__Written problem__:
Retype every line of the data below without any changes, leaving out the pictures.

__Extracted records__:
○ ○ ○ ○

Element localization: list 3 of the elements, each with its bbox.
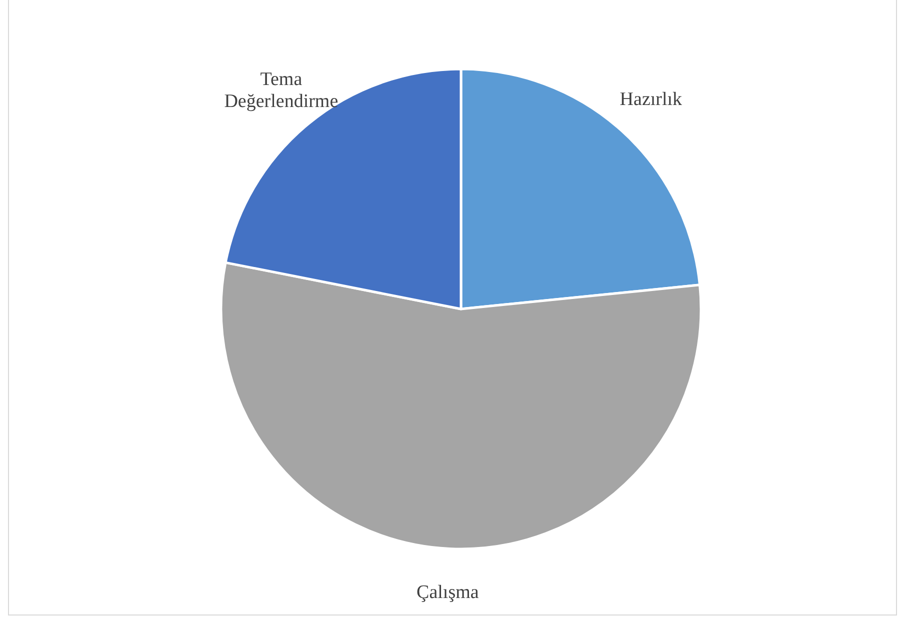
slice-label: Hazırlık xyxy=(620,88,683,110)
slice-label: Tema Değerlendirme xyxy=(224,69,338,112)
slice-label: Çalışma xyxy=(416,582,480,603)
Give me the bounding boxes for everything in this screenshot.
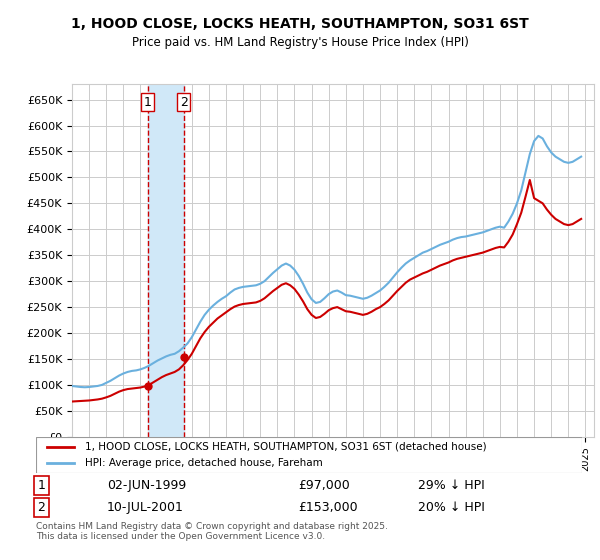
Text: 20% ↓ HPI: 20% ↓ HPI [418,501,485,514]
Text: 1, HOOD CLOSE, LOCKS HEATH, SOUTHAMPTON, SO31 6ST: 1, HOOD CLOSE, LOCKS HEATH, SOUTHAMPTON,… [71,17,529,31]
Text: £97,000: £97,000 [298,479,350,492]
Text: 29% ↓ HPI: 29% ↓ HPI [418,479,485,492]
Bar [148,84,184,437]
Text: £153,000: £153,000 [298,501,358,514]
Text: 1: 1 [38,479,46,492]
Text: Price paid vs. HM Land Registry's House Price Index (HPI): Price paid vs. HM Land Registry's House … [131,36,469,49]
Text: 10-JUL-2001: 10-JUL-2001 [107,501,184,514]
Text: Contains HM Land Registry data © Crown copyright and database right 2025.
This d: Contains HM Land Registry data © Crown c… [36,522,388,542]
Text: 1: 1 [144,96,152,109]
Text: HPI: Average price, detached house, Fareham: HPI: Average price, detached house, Fare… [85,458,323,468]
Text: 2: 2 [38,501,46,514]
Text: 02-JUN-1999: 02-JUN-1999 [107,479,186,492]
Text: 2: 2 [180,96,188,109]
Text: 1, HOOD CLOSE, LOCKS HEATH, SOUTHAMPTON, SO31 6ST (detached house): 1, HOOD CLOSE, LOCKS HEATH, SOUTHAMPTON,… [85,442,487,452]
FancyBboxPatch shape [36,437,582,473]
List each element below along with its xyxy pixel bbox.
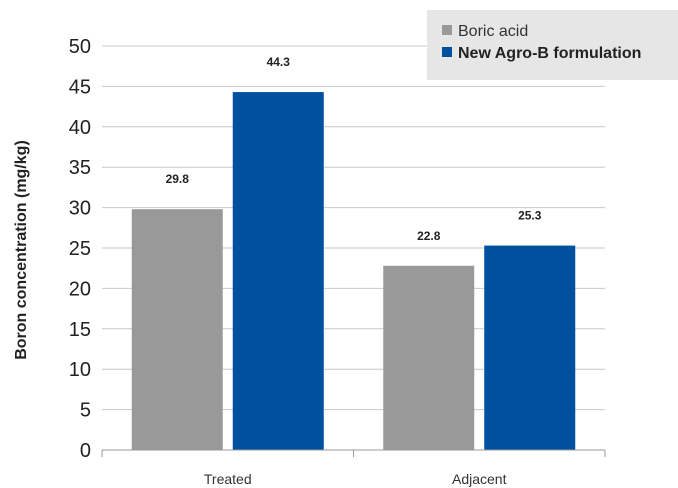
x-tick-label-adjacent: Adjacent bbox=[452, 471, 507, 487]
data-label-adjacent-series-1: 25.3 bbox=[518, 209, 542, 223]
legend-label-boric-acid: Boric acid bbox=[458, 23, 529, 40]
legend-swatch-boric-acid bbox=[442, 25, 452, 35]
y-tick-labels: 0 5 10 15 20 25 30 35 40 45 50 bbox=[69, 36, 91, 462]
legend: Boric acid New Agro-B formulation bbox=[427, 10, 678, 80]
y-tick-label-45: 45 bbox=[69, 76, 91, 98]
y-tick-label-15: 15 bbox=[69, 319, 91, 341]
y-tick-label-20: 20 bbox=[69, 278, 91, 300]
y-tick-label-0: 0 bbox=[80, 440, 91, 462]
legend-swatch-agro-b bbox=[442, 47, 452, 57]
y-tick-label-25: 25 bbox=[69, 238, 91, 260]
bar-adjacent-series-1 bbox=[484, 245, 576, 450]
y-tick-label-40: 40 bbox=[69, 117, 91, 139]
data-label-treated-series-0: 29.8 bbox=[166, 172, 190, 186]
y-tick-label-35: 35 bbox=[69, 157, 91, 179]
bar-adjacent-series-0 bbox=[383, 265, 475, 450]
data-labels: 29.8 44.3 22.8 25.3 bbox=[166, 55, 542, 243]
bar-treated-series-0 bbox=[131, 209, 223, 450]
y-tick-label-10: 10 bbox=[69, 359, 91, 381]
y-axis-label: Boron concentration (mg/kg) bbox=[13, 140, 30, 360]
x-tick-labels: Treated Adjacent bbox=[204, 471, 507, 487]
bars bbox=[131, 92, 576, 450]
legend-label-agro-b: New Agro-B formulation bbox=[458, 45, 642, 62]
legend-item-agro-b: New Agro-B formulation bbox=[442, 45, 641, 63]
axes bbox=[101, 449, 606, 457]
data-label-adjacent-series-0: 22.8 bbox=[417, 229, 441, 243]
y-tick-label-30: 30 bbox=[69, 198, 91, 220]
y-tick-label-5: 5 bbox=[80, 400, 91, 422]
x-tick-label-treated: Treated bbox=[204, 471, 252, 487]
bar-treated-series-1 bbox=[232, 92, 324, 450]
y-tick-label-50: 50 bbox=[69, 36, 91, 58]
legend-item-boric-acid: Boric acid bbox=[442, 23, 528, 41]
data-label-treated-series-1: 44.3 bbox=[267, 55, 291, 69]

○ ○ ○ ○

__Answer to the task__:
Element localization: list 3 of the elements, each with its bbox.
slice-label: Hazırlık xyxy=(620,88,683,110)
slice-label: Tema Değerlendirme xyxy=(224,69,338,112)
slice-label: Çalışma xyxy=(416,582,480,603)
Give me the bounding boxes for everything in this screenshot.
Text: 20% ↓ HPI: 20% ↓ HPI [418,501,485,514]
Text: 1, HOOD CLOSE, LOCKS HEATH, SOUTHAMPTON, SO31 6ST: 1, HOOD CLOSE, LOCKS HEATH, SOUTHAMPTON,… [71,17,529,31]
Text: £97,000: £97,000 [298,479,350,492]
Text: 29% ↓ HPI: 29% ↓ HPI [418,479,485,492]
Bar [148,84,184,437]
Text: £153,000: £153,000 [298,501,358,514]
Text: 1: 1 [38,479,46,492]
Text: Price paid vs. HM Land Registry's House Price Index (HPI): Price paid vs. HM Land Registry's House … [131,36,469,49]
Text: 10-JUL-2001: 10-JUL-2001 [107,501,184,514]
Text: Contains HM Land Registry data © Crown copyright and database right 2025.
This d: Contains HM Land Registry data © Crown c… [36,522,388,542]
Text: 1: 1 [144,96,152,109]
Text: HPI: Average price, detached house, Fareham: HPI: Average price, detached house, Fare… [85,458,323,468]
Text: 2: 2 [38,501,46,514]
Text: 02-JUN-1999: 02-JUN-1999 [107,479,186,492]
Text: 2: 2 [180,96,188,109]
Text: 1, HOOD CLOSE, LOCKS HEATH, SOUTHAMPTON, SO31 6ST (detached house): 1, HOOD CLOSE, LOCKS HEATH, SOUTHAMPTON,… [85,442,487,452]
FancyBboxPatch shape [36,437,582,473]
List each element below along with its xyxy pixel bbox.
x-tick-label-adjacent: Adjacent bbox=[452, 471, 507, 487]
data-label-adjacent-series-1: 25.3 bbox=[518, 209, 542, 223]
legend-label-boric-acid: Boric acid bbox=[458, 23, 529, 40]
legend-swatch-boric-acid bbox=[442, 25, 452, 35]
y-tick-labels: 0 5 10 15 20 25 30 35 40 45 50 bbox=[69, 36, 91, 462]
legend: Boric acid New Agro-B formulation bbox=[427, 10, 678, 80]
y-tick-label-45: 45 bbox=[69, 76, 91, 98]
y-tick-label-15: 15 bbox=[69, 319, 91, 341]
y-tick-label-20: 20 bbox=[69, 278, 91, 300]
y-tick-label-0: 0 bbox=[80, 440, 91, 462]
legend-swatch-agro-b bbox=[442, 47, 452, 57]
y-tick-label-25: 25 bbox=[69, 238, 91, 260]
bar-adjacent-series-1 bbox=[484, 245, 576, 450]
y-tick-label-40: 40 bbox=[69, 117, 91, 139]
data-label-treated-series-0: 29.8 bbox=[166, 172, 190, 186]
y-tick-label-35: 35 bbox=[69, 157, 91, 179]
bar-adjacent-series-0 bbox=[383, 265, 475, 450]
data-labels: 29.8 44.3 22.8 25.3 bbox=[166, 55, 542, 243]
bar-treated-series-0 bbox=[131, 209, 223, 450]
y-tick-label-10: 10 bbox=[69, 359, 91, 381]
y-axis-label: Boron concentration (mg/kg) bbox=[13, 140, 30, 360]
x-tick-labels: Treated Adjacent bbox=[204, 471, 507, 487]
bars bbox=[131, 92, 576, 450]
legend-label-agro-b: New Agro-B formulation bbox=[458, 45, 642, 62]
legend-item-agro-b: New Agro-B formulation bbox=[442, 45, 641, 63]
axes bbox=[101, 449, 606, 457]
data-label-adjacent-series-0: 22.8 bbox=[417, 229, 441, 243]
y-tick-label-30: 30 bbox=[69, 198, 91, 220]
y-tick-label-5: 5 bbox=[80, 400, 91, 422]
x-tick-label-treated: Treated bbox=[204, 471, 252, 487]
bar-treated-series-1 bbox=[232, 92, 324, 450]
y-tick-label-50: 50 bbox=[69, 36, 91, 58]
legend-item-boric-acid: Boric acid bbox=[442, 23, 528, 41]
data-label-treated-series-1: 44.3 bbox=[267, 55, 291, 69]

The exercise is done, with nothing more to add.